**TASK DESCRIPTION**: Pick out each line with the word "CSIRO" from the material that follows.

**LISTING**:
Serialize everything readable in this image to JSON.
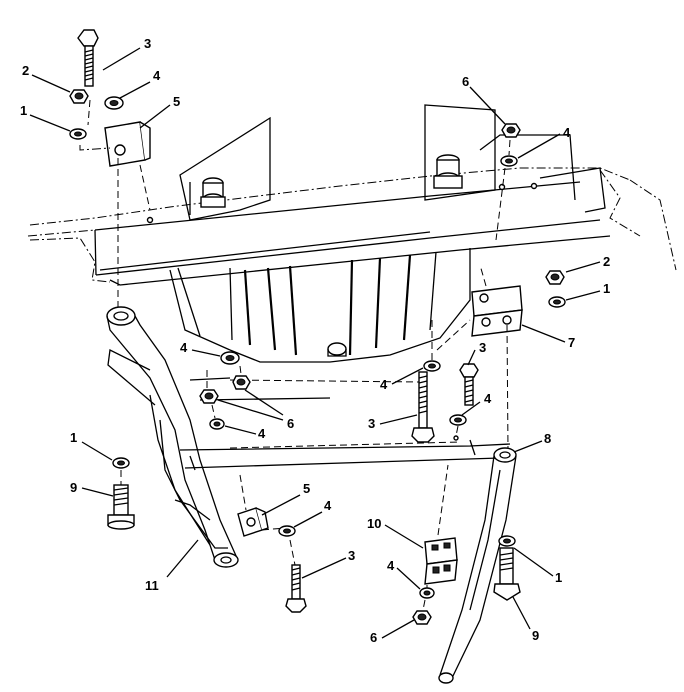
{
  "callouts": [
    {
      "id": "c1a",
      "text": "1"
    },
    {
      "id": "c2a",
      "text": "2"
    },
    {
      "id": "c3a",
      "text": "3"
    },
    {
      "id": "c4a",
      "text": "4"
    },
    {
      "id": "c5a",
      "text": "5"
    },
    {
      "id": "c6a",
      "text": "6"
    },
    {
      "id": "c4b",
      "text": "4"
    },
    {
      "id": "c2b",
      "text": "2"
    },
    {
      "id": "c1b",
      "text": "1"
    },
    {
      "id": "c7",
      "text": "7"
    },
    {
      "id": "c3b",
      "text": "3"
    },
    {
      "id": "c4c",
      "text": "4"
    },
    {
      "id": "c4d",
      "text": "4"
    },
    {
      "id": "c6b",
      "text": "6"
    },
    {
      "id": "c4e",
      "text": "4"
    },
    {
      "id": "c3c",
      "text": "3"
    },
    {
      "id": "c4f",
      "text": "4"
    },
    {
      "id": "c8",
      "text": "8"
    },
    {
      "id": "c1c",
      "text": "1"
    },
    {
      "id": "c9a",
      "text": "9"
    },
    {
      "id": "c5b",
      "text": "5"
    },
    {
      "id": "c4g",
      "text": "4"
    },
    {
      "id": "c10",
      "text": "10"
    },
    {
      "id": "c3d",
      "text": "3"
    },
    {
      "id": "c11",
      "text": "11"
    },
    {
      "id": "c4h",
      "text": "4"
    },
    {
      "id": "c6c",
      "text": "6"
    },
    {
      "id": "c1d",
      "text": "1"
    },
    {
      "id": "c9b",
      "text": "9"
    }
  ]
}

* * *

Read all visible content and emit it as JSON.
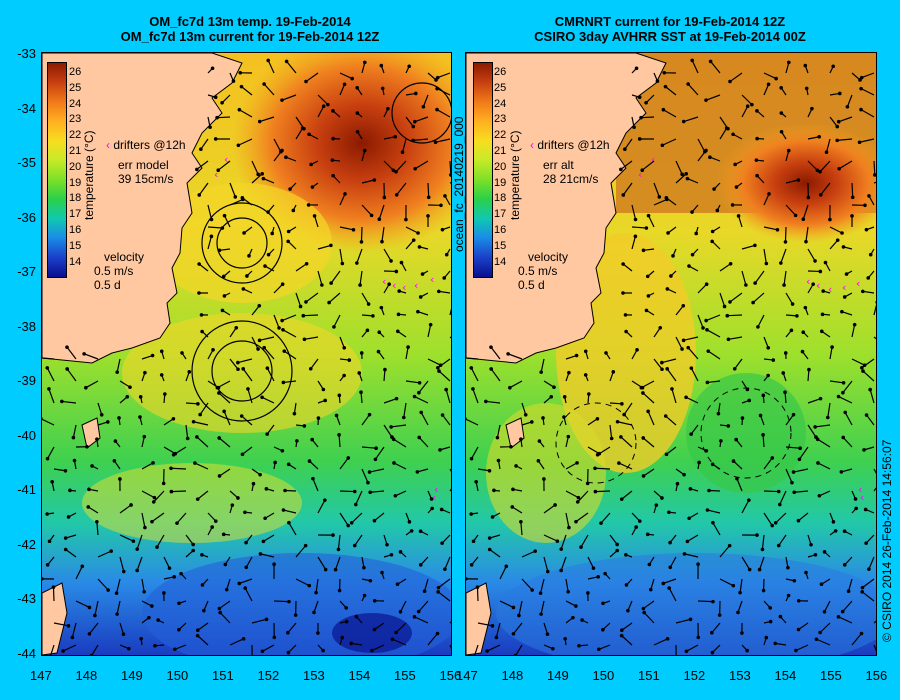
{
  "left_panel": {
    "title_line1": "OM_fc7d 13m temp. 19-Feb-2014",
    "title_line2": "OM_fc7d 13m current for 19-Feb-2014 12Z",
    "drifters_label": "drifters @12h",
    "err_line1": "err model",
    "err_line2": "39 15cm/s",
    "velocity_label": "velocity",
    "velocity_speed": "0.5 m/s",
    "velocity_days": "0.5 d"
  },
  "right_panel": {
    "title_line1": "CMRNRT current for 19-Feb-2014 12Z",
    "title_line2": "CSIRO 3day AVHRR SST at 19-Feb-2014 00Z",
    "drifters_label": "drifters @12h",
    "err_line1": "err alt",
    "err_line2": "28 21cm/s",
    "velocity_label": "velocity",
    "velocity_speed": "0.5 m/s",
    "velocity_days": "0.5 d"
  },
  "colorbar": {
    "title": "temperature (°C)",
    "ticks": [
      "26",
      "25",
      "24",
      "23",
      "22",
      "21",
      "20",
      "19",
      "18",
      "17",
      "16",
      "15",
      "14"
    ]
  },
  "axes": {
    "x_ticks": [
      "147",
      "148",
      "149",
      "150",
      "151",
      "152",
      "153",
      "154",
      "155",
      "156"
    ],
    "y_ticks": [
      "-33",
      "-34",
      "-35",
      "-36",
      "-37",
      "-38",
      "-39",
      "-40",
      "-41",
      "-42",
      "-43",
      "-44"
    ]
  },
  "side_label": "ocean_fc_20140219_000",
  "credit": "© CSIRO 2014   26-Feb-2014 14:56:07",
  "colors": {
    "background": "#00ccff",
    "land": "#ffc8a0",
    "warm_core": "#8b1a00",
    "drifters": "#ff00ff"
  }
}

**SOLUTION**:
    "title_line2": "CSIRO 3day AVHRR SST at 19-Feb-2014 00Z",
  "credit": "© CSIRO 2014   26-Feb-2014 14:56:07",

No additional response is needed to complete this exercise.